Task to complete => Extract every line of the rows below and reproduce each one verbatim, with no changes.

[Annotated element listings]
★ ★ ★ ★ ★

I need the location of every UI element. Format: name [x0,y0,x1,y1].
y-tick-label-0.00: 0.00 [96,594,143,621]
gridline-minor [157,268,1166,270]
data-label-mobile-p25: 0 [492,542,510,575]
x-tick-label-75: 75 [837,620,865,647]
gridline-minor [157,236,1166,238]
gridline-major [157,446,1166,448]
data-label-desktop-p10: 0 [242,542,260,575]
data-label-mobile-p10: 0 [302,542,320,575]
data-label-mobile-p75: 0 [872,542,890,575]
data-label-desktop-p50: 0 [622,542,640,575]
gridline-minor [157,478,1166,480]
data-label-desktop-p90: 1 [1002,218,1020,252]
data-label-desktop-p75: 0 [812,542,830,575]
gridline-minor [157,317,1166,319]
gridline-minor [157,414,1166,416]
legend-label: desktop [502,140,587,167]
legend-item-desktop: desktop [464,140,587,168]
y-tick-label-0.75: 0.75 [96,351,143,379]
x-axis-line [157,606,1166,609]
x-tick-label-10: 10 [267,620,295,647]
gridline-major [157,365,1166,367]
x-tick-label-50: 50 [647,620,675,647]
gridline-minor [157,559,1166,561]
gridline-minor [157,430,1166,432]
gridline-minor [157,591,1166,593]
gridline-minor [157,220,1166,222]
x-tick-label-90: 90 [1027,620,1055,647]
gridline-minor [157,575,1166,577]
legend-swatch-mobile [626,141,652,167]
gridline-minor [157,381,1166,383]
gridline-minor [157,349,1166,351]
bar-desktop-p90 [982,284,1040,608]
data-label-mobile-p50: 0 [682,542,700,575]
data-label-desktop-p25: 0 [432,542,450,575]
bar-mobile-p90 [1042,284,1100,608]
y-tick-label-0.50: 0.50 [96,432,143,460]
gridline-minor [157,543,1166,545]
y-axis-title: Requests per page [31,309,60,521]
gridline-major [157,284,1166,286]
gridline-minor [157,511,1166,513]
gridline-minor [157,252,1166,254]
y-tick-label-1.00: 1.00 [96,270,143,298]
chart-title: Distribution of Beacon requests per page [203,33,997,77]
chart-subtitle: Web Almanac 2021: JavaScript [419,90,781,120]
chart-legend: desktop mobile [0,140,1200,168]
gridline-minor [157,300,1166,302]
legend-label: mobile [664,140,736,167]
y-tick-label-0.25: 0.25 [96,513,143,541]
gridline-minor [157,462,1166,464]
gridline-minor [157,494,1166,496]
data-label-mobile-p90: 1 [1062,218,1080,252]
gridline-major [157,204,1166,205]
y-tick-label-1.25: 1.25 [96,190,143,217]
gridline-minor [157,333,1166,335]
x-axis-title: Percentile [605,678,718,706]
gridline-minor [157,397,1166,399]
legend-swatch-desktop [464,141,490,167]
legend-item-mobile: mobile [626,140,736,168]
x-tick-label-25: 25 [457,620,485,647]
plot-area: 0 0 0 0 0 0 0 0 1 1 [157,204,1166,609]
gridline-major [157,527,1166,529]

★ ★ ★ ★ ★

Expected output =>
I need the location of every UI element. Format: name [x0,y0,x1,y1].
y-tick-label-0.00: 0.00 [96,594,143,621]
gridline-minor [157,268,1166,270]
data-label-mobile-p25: 0 [492,542,510,575]
x-tick-label-75: 75 [837,620,865,647]
gridline-minor [157,236,1166,238]
gridline-major [157,446,1166,448]
data-label-desktop-p10: 0 [242,542,260,575]
data-label-mobile-p10: 0 [302,542,320,575]
data-label-mobile-p75: 0 [872,542,890,575]
data-label-desktop-p50: 0 [622,542,640,575]
gridline-minor [157,478,1166,480]
data-label-desktop-p90: 1 [1002,218,1020,252]
data-label-desktop-p75: 0 [812,542,830,575]
gridline-minor [157,317,1166,319]
gridline-minor [157,414,1166,416]
legend-label: desktop [502,140,587,167]
legend-item-desktop: desktop [464,140,587,168]
y-tick-label-0.75: 0.75 [96,351,143,379]
x-axis-line [157,606,1166,609]
x-tick-label-10: 10 [267,620,295,647]
gridline-major [157,365,1166,367]
x-tick-label-50: 50 [647,620,675,647]
gridline-minor [157,559,1166,561]
gridline-minor [157,430,1166,432]
gridline-minor [157,591,1166,593]
gridline-minor [157,220,1166,222]
x-tick-label-90: 90 [1027,620,1055,647]
gridline-minor [157,575,1166,577]
legend-swatch-mobile [626,141,652,167]
gridline-minor [157,381,1166,383]
gridline-minor [157,349,1166,351]
bar-desktop-p90 [982,284,1040,608]
data-label-mobile-p50: 0 [682,542,700,575]
data-label-desktop-p25: 0 [432,542,450,575]
bar-mobile-p90 [1042,284,1100,608]
y-tick-label-0.50: 0.50 [96,432,143,460]
gridline-minor [157,543,1166,545]
y-axis-title: Requests per page [31,309,60,521]
gridline-major [157,284,1166,286]
gridline-minor [157,511,1166,513]
gridline-minor [157,252,1166,254]
y-tick-label-1.00: 1.00 [96,270,143,298]
chart-title: Distribution of Beacon requests per page [203,33,997,77]
chart-subtitle: Web Almanac 2021: JavaScript [419,90,781,120]
chart-legend: desktop mobile [0,140,1200,168]
gridline-minor [157,300,1166,302]
legend-label: mobile [664,140,736,167]
y-tick-label-0.25: 0.25 [96,513,143,541]
gridline-minor [157,462,1166,464]
gridline-minor [157,494,1166,496]
data-label-mobile-p90: 1 [1062,218,1080,252]
gridline-major [157,204,1166,205]
y-tick-label-1.25: 1.25 [96,190,143,217]
gridline-minor [157,333,1166,335]
x-axis-title: Percentile [605,678,718,706]
gridline-minor [157,397,1166,399]
legend-swatch-desktop [464,141,490,167]
legend-item-mobile: mobile [626,140,736,168]
x-tick-label-25: 25 [457,620,485,647]
plot-area: 0 0 0 0 0 0 0 0 1 1 [157,204,1166,609]
gridline-major [157,527,1166,529]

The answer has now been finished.